◆ **Aim**:
Please copy every line of the records below that holds the word "What".

◆ **Supplied data**:
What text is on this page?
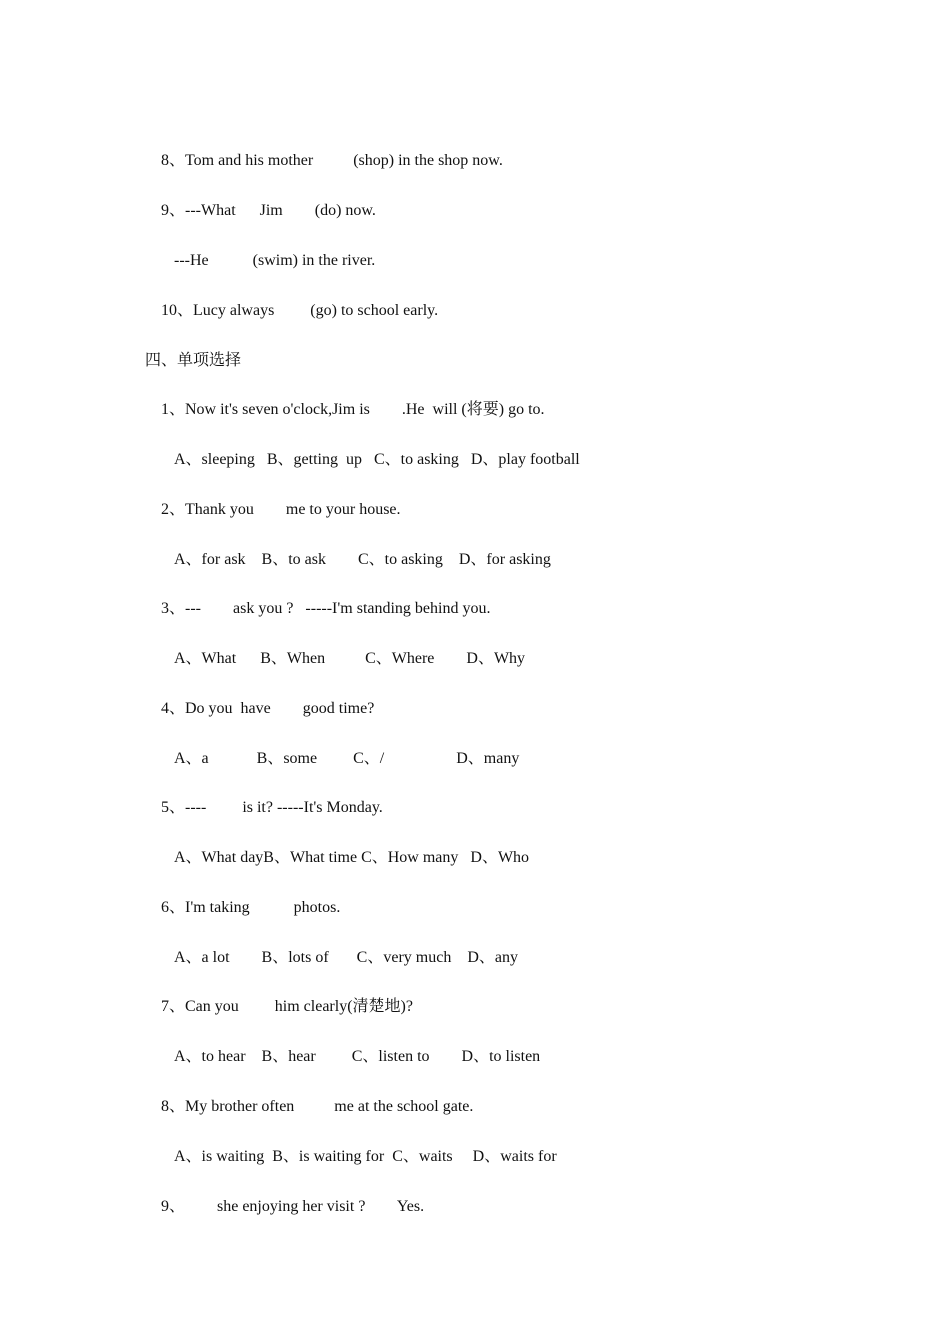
8、Tom and his mother          (shop) in the shop now.
9、---What      Jim        (do) now.
---He           (swim) in the river.
10、Lucy always         (go) to school early.
四、单项选择
1、Now it's seven o'clock,Jim is        .He  will (将要) go to.
A、sleeping   B、getting  up   C、to asking   D、play football
2、Thank you        me to your house.
A、for ask    B、to ask        C、to asking    D、for asking
3、---        ask you ?   -----I'm standing behind you.
A、What      B、When          C、Where        D、Why
4、Do you  have        good time?
A、a            B、some         C、/                  D、many
5、----         is it? -----It's Monday.
A、What dayB、What time C、How many   D、Who
6、I'm taking           photos.
A、a lot        B、lots of       C、very much    D、any
7、Can you         him clearly(清楚地)?
A、to hear    B、hear         C、listen to        D、to listen
8、My brother often          me at the school gate.
A、is waiting  B、is waiting for  C、waits     D、waits for
9、        she enjoying her visit ?        Yes.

◆ **Expected output**:
What text is on this page?
9、---What      Jim        (do) now.
A、What      B、When          C、Where        D、Why
A、What dayB、What time C、How many   D、Who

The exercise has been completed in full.